For a small LAN switch
- Traffic loads are likely to be much smaller than the available capacity
- Service queues are small
- Users are cooperative
- A single FCFS scheduler, or a two-priority scheduler, should be sufficient
For a heavily-loaded wide-area public switch
- Possibly non-cooperative users
- Protection is desirable
- Multiple priority levels, non-work-conserving at some priority levels
- Aggregation within some priority levels, and non-FCFS service order

Scheduling best effort connections

Main requirement is fairness Achievable using Generalized Processor Sharing(GPS)

Visit each non-empty queue in turn
Serve infinitesimal from each queue in a finite time interval
Why is this max-min fair?
How can we give weights to connections?

GPS is not implementable

We cannot serve infinitesimals, only packets

No packet discipline can be as fair as GPS: but how closely?

While a packet is being served, we are unfair to others

Define: work(i, a, b) = #bits transmitted for connection i in time [a, b]

Absolute fairness bound for scheduling discipline S

$max(work_{GPS}(i, a, b) - work_{S}(i, a, b))$

Relative fairness bound for scheduling discipline S

$max(work_{s}(i, a, b) - work_{s}(j, a, b))$

We can’t implement GPS. So let’s see how to emulate it We want to be as fair as possible But also have an efficient implementation

weighed Round Robin

Round Robin: Serve a packet from each non-empty queue in turn

Unfair if packets are of different length or wrights are not equal

Weighted Round Robin

Different weights, fixed size packets
- Serve more than one packet per visit, after normalizing to obtain integer weights
Different weights, variable size packets
- Normalize weights by mean packet size
- e.g. weights {0.5, 0.75, 1.0} mean packet size{50, 500, 1500}
- normalize weights: ${\frac{0.5}{50}, \frac{0.75}{500}, \frac{1.0}{1500}} = {0.01, 0.0015, 0.000666}$

Problems

With variable size packets and different weights, need to know mean packet size in advance
Fair only over time scales longer than a round time
- At shorter time scales, some connections may get more service than others
- If a connection has a small weight, or the number of connections is large, this may lead to long periods of unfairness
For example
- T3 trunk with 500 connections, each connection has a mean packet size of 500 bytes, 250 with weight 1, 250 with weight 10
- Each packet takes $\frac{500 * 8}{45} = 88.8 microseconds$
- Round time $2750 * 88;8 = 244.2 ms$

Deficit Round Robin (DRR)

= = =

> _Task to complete_: According to the scheduling notes, what kind of scheduler should be enough for a small LAN switch? You won't need the material that comes after this text.

> _Information supplied_:

= = =

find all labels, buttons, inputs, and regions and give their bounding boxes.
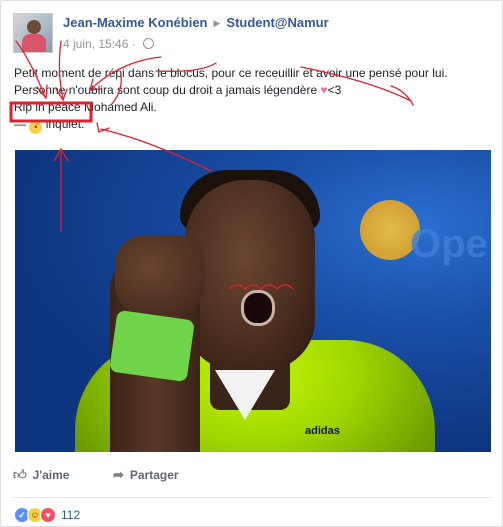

= = =

> _Problem solution_: A single FCFS scheduler or a two-priority scheduler should be sufficient.